═══ Supplied information ═══
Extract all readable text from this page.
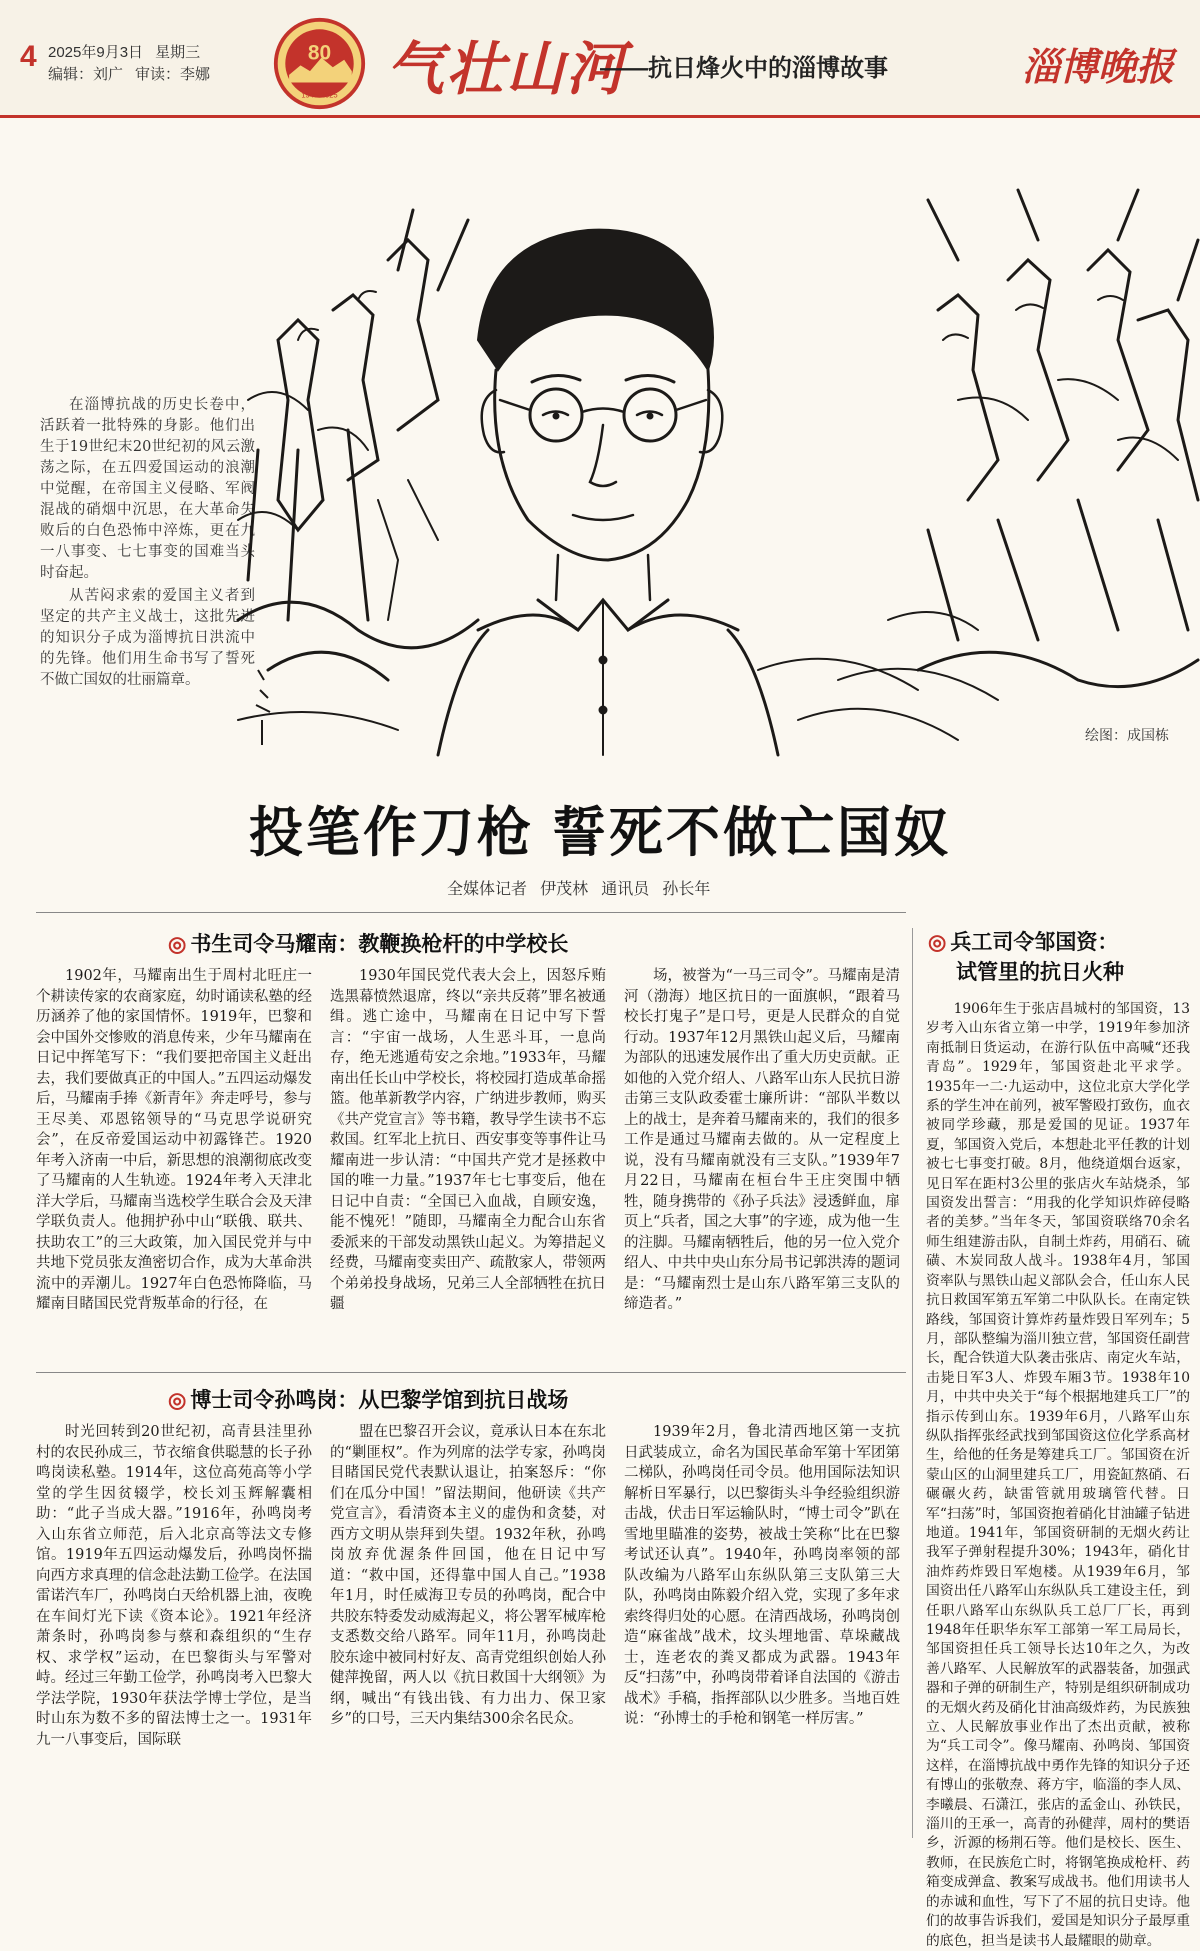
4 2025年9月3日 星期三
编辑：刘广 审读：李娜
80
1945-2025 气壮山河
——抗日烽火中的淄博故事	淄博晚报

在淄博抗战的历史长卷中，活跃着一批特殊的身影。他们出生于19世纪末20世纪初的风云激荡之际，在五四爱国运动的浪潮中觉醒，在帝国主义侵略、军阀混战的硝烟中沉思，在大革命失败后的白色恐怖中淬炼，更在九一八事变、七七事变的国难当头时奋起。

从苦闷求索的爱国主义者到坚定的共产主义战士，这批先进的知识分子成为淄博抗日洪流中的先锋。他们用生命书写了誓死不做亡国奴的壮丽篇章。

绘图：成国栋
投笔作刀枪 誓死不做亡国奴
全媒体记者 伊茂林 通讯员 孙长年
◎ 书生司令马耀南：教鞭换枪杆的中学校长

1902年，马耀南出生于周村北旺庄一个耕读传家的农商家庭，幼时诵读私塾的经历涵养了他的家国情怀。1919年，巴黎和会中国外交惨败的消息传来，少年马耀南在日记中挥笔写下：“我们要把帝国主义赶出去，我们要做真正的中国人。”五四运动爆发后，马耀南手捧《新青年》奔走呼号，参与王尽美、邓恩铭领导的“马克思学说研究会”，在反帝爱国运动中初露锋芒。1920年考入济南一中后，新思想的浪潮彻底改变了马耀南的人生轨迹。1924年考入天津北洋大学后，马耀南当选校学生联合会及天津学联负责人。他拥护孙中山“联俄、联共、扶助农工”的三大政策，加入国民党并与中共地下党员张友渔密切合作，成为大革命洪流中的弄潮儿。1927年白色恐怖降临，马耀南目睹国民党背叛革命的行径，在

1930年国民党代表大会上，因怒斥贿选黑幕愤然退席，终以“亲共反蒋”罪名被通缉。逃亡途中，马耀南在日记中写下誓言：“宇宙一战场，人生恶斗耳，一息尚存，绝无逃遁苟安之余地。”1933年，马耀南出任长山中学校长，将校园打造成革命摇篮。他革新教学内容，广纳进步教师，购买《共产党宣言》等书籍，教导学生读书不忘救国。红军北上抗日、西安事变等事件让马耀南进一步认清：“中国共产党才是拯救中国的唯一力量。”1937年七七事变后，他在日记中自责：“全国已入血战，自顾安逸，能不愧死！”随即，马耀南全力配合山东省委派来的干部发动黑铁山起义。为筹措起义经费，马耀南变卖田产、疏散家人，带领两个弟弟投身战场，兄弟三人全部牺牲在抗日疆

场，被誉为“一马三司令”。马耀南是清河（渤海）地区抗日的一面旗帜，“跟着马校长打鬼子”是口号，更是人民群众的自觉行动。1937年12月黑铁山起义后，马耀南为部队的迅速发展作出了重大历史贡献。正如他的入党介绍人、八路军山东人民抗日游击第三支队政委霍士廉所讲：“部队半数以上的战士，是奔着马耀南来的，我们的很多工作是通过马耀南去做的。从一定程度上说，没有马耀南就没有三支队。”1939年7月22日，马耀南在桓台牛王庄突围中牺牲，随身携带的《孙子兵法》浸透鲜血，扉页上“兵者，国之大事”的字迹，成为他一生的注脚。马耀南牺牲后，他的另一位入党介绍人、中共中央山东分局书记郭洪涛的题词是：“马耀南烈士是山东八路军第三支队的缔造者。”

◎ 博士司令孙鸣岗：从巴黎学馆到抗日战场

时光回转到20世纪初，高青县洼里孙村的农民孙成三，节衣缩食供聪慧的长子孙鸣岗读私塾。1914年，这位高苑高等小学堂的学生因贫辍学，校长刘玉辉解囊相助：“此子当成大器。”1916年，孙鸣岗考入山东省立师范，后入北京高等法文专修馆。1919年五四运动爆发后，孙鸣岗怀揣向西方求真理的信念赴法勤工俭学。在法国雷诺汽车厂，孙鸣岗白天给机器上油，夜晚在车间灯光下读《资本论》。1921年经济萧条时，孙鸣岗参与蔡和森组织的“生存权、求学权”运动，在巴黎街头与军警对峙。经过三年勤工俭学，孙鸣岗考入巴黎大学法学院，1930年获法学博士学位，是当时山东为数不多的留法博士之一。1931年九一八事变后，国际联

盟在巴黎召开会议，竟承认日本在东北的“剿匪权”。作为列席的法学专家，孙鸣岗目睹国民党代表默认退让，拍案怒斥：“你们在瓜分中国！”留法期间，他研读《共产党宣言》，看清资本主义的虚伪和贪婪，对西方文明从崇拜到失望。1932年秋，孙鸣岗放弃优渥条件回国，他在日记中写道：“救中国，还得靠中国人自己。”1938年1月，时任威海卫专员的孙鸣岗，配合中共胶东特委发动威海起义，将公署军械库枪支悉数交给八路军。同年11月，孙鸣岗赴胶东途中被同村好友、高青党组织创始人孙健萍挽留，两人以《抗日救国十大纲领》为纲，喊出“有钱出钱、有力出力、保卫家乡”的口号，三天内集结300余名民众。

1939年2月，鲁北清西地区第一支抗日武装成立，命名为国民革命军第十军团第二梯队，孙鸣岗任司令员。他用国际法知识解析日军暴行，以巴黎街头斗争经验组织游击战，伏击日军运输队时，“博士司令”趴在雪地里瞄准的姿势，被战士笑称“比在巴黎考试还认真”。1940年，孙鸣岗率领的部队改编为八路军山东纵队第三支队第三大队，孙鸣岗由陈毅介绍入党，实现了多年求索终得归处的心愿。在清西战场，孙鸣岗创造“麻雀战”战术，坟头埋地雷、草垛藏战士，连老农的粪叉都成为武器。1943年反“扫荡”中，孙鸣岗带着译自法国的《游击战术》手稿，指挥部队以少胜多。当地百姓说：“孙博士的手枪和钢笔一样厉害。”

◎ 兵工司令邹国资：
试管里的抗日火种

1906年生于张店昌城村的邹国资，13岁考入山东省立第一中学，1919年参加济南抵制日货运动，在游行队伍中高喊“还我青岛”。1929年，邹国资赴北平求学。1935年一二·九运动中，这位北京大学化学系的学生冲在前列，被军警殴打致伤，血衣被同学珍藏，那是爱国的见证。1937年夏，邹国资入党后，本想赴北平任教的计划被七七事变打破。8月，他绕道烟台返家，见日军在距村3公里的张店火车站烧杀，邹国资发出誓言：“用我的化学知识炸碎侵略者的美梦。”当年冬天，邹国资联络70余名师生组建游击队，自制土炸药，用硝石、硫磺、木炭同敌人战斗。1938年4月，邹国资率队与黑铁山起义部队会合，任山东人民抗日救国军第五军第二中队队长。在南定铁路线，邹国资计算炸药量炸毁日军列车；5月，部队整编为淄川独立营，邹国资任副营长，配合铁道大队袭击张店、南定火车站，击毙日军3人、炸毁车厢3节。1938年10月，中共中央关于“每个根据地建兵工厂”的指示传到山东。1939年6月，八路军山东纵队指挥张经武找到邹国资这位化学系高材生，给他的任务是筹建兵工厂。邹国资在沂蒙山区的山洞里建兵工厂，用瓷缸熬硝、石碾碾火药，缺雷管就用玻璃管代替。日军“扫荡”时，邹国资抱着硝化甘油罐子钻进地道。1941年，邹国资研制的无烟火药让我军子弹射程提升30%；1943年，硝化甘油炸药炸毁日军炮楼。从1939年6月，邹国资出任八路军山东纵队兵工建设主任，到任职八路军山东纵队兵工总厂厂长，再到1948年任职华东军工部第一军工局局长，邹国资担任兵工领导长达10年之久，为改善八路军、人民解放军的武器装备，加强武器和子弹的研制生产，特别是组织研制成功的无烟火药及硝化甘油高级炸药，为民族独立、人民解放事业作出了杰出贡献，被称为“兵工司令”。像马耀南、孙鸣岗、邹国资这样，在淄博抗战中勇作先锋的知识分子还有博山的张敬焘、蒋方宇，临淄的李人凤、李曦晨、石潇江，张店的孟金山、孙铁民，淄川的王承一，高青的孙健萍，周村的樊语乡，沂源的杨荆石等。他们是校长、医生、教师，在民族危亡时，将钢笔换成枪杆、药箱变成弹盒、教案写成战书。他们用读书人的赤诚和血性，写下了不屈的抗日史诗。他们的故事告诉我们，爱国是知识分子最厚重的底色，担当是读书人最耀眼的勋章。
═══
◆ **Description of the task**: Search the records above for the string "共产党宣言". Copy every line that contains it.

◆ **Response for this exercise**:
1930年国民党代表大会上，因怒斥贿选黑幕愤然退席，终以“亲共反蒋”罪名被通缉。逃亡途中，马耀南在日记中写下誓言：“宇宙一战场，人生恶斗耳，一息尚存，绝无逃遁苟安之余地。”1933年，马耀南出任长山中学校长，将校园打造成革命摇篮。他革新教学内容，广纳进步教师，购买《共产党宣言》等书籍，教导学生读书不忘救国。红军北上抗日、西安事变等事件让马耀南进一步认清：“中国共产党才是拯救中国的唯一力量。”1937年七七事变后，他在日记中自责：“全国已入血战，自顾安逸，能不愧死！”随即，马耀南全力配合山东省委派来的干部发动黑铁山起义。为筹措起义经费，马耀南变卖田产、疏散家人，带领两个弟弟投身战场，兄弟三人全部牺牲在抗日疆
盟在巴黎召开会议，竟承认日本在东北的“剿匪权”。作为列席的法学专家，孙鸣岗目睹国民党代表默认退让，拍案怒斥：“你们在瓜分中国！”留法期间，他研读《共产党宣言》，看清资本主义的虚伪和贪婪，对西方文明从崇拜到失望。1932年秋，孙鸣岗放弃优渥条件回国，他在日记中写道：“救中国，还得靠中国人自己。”1938年1月，时任威海卫专员的孙鸣岗，配合中共胶东特委发动威海起义，将公署军械库枪支悉数交给八路军。同年11月，孙鸣岗赴胶东途中被同村好友、高青党组织创始人孙健萍挽留，两人以《抗日救国十大纲领》为纲，喊出“有钱出钱、有力出力、保卫家乡”的口号，三天内集结300余名民众。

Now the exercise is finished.